* begin Raw records *

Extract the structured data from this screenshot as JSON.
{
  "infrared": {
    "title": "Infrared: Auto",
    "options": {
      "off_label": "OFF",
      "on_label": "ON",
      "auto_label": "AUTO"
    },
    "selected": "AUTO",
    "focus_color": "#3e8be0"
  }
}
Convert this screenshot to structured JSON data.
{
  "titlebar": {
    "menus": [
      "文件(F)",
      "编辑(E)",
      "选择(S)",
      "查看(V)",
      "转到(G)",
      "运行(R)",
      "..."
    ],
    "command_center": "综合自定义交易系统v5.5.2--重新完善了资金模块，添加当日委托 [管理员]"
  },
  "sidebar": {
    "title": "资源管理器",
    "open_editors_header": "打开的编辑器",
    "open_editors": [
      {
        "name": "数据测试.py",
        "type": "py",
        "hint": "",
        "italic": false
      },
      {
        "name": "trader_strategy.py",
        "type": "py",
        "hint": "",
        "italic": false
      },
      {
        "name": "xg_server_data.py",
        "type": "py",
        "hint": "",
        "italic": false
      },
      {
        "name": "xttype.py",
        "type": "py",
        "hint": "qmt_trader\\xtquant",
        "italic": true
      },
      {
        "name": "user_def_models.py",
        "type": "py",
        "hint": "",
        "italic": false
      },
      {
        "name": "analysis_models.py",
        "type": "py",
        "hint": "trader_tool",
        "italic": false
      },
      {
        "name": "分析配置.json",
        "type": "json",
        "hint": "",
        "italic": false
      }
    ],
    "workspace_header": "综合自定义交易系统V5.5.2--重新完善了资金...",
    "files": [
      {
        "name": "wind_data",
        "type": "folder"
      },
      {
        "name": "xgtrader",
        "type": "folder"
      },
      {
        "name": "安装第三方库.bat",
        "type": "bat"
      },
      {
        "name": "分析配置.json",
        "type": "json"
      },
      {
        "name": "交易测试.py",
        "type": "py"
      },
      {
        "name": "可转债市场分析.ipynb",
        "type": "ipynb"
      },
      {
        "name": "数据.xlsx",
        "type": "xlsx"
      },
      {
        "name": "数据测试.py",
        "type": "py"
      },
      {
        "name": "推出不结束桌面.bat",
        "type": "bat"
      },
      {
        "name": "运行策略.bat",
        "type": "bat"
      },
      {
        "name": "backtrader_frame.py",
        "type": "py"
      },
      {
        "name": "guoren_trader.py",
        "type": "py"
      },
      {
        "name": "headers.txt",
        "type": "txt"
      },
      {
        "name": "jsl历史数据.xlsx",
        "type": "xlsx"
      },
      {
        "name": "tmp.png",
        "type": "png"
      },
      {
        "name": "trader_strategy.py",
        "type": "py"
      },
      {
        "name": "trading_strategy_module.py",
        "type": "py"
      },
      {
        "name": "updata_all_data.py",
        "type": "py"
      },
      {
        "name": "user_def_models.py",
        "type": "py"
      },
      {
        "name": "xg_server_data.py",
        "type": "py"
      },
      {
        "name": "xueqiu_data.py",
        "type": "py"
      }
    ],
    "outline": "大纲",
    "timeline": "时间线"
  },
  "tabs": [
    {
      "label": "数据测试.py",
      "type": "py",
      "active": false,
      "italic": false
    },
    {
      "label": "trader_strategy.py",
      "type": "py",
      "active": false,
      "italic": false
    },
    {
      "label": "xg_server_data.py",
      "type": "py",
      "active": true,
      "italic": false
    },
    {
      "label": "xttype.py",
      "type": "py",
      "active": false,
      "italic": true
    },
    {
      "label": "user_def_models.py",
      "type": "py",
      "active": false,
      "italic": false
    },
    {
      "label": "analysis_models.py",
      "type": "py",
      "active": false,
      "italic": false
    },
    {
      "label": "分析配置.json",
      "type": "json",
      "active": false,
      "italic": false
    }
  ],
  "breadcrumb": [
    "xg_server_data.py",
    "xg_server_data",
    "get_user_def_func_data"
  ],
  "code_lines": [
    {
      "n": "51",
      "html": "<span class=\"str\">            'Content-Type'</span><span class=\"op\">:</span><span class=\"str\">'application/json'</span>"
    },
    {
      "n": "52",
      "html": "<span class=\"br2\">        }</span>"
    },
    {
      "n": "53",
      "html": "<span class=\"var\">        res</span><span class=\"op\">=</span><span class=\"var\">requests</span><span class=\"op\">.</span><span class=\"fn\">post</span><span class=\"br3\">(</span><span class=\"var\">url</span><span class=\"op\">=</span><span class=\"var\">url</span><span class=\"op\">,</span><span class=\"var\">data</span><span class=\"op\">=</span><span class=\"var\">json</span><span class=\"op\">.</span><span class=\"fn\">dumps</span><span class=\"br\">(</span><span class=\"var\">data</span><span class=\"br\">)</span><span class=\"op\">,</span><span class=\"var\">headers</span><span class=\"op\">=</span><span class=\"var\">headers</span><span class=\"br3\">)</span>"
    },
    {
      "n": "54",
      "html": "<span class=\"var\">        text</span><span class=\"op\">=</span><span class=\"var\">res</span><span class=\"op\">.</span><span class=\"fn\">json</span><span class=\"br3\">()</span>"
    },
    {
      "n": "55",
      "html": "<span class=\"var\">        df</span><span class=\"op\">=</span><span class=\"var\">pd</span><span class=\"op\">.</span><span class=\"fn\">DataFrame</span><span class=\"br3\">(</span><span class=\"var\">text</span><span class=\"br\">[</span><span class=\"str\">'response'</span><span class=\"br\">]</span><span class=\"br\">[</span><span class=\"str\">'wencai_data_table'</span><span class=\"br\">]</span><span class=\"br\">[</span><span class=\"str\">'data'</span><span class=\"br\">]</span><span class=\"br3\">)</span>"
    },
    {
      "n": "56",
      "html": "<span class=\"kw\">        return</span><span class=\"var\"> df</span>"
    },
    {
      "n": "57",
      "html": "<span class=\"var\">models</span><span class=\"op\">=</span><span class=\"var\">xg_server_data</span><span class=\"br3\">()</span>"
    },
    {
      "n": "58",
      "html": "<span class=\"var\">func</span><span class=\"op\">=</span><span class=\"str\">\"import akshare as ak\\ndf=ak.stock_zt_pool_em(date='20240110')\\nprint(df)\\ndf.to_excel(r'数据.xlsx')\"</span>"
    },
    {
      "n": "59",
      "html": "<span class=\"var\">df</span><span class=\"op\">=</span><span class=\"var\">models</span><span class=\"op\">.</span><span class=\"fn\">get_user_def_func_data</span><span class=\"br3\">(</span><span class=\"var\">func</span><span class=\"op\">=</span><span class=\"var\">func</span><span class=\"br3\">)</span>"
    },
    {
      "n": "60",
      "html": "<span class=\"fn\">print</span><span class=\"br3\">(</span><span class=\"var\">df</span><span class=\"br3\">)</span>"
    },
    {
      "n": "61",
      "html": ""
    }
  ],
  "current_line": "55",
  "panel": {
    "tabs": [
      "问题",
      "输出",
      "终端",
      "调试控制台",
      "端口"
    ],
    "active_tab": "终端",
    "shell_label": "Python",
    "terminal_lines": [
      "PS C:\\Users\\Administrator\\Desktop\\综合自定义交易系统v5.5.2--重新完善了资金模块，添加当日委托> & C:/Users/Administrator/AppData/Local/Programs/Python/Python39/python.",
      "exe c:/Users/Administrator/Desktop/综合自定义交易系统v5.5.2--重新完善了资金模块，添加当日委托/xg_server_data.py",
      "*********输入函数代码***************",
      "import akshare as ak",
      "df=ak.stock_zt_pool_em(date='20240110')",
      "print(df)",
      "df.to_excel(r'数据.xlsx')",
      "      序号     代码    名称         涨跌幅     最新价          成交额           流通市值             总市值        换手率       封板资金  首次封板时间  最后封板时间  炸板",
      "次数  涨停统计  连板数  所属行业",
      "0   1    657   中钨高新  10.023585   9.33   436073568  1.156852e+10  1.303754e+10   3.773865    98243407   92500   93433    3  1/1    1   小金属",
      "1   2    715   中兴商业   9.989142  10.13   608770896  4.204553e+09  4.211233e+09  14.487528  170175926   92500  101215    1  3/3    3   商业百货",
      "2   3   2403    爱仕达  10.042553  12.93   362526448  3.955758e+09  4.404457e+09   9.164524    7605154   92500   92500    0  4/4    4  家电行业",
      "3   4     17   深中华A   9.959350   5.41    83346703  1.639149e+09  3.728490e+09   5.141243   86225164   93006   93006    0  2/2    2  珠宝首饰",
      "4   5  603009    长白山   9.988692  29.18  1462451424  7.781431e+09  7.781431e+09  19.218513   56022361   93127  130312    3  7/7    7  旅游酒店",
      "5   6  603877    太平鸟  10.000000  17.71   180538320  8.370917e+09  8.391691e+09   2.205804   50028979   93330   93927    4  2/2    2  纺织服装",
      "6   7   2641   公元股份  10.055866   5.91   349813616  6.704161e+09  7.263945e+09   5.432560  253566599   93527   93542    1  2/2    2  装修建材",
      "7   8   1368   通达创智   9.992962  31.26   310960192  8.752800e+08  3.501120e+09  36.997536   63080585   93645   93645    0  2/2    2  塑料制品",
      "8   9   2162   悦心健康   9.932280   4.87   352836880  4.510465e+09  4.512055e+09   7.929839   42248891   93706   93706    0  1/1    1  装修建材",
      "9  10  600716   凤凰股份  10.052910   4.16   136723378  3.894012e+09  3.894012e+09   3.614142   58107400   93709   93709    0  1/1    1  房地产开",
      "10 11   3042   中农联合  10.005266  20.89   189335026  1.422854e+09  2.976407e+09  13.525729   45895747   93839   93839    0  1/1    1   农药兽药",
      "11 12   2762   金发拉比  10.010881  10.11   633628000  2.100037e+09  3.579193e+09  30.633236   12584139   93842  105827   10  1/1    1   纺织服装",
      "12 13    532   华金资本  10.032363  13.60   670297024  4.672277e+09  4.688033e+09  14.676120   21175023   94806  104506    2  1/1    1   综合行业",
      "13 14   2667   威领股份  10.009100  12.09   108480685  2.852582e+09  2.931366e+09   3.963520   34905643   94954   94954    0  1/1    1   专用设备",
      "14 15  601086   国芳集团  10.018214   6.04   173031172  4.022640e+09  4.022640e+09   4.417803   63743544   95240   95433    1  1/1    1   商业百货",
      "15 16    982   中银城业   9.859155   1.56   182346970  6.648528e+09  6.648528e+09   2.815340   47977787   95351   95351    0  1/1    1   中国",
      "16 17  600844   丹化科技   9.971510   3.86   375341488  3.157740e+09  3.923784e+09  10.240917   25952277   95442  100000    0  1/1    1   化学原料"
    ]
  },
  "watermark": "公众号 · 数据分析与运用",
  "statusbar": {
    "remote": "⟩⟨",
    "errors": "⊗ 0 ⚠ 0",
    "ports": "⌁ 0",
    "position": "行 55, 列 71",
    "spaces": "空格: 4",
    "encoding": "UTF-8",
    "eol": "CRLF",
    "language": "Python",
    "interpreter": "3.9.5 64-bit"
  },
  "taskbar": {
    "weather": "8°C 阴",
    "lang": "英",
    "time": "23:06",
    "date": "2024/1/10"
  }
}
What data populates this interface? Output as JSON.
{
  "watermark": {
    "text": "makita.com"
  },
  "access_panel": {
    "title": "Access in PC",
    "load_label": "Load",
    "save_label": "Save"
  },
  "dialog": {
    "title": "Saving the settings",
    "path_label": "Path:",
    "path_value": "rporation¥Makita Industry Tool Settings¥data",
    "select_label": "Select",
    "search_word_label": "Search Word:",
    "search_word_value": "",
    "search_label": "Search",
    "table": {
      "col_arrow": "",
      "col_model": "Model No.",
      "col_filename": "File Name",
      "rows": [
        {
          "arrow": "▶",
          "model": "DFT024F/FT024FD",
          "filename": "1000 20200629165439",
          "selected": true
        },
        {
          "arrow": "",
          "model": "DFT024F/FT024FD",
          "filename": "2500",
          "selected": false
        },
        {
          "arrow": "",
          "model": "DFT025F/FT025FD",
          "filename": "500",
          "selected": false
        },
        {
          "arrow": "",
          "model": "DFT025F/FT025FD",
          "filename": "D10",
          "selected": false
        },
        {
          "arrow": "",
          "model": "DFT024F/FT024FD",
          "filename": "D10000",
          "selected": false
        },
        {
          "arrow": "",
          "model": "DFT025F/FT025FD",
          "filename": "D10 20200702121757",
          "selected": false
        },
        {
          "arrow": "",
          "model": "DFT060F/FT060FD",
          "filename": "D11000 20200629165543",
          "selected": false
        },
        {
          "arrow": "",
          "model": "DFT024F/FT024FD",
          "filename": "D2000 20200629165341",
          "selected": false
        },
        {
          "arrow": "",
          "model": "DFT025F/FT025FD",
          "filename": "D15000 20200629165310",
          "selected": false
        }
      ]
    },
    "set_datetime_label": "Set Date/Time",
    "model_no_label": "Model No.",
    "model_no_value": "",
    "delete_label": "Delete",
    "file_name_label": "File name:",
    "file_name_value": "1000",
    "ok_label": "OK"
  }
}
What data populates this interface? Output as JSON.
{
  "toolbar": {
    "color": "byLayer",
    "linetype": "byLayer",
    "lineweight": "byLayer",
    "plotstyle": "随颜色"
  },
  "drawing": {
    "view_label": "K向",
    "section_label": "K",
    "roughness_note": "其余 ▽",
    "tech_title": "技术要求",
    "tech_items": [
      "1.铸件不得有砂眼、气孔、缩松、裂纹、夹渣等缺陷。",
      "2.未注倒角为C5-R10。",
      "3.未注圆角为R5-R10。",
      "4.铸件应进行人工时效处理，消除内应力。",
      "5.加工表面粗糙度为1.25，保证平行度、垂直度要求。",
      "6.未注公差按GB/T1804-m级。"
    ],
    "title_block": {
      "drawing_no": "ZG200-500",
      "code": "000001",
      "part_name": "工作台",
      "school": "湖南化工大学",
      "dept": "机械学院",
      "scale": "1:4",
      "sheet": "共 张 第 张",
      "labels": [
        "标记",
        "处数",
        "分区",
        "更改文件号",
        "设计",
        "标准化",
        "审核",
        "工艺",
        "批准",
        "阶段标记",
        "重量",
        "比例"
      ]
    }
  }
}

* end Raw records *

• _Task statement_: Read the data above. Pull out each line in which the string "添加当日委托" appears.

• _The answer_:
    "command_center": "综合自定义交易系统v5.5.2--重新完善了资金模块，添加当日委托 [管理员]"
      "PS C:\\Users\\Administrator\\Desktop\\综合自定义交易系统v5.5.2--重新完善了资金模块，添加当日委托> & C:/Users/Administrator/AppData/Local/Programs/Python/Python39/python.",
      "exe c:/Users/Administrator/Desktop/综合自定义交易系统v5.5.2--重新完善了资金模块，添加当日委托/xg_server_data.py",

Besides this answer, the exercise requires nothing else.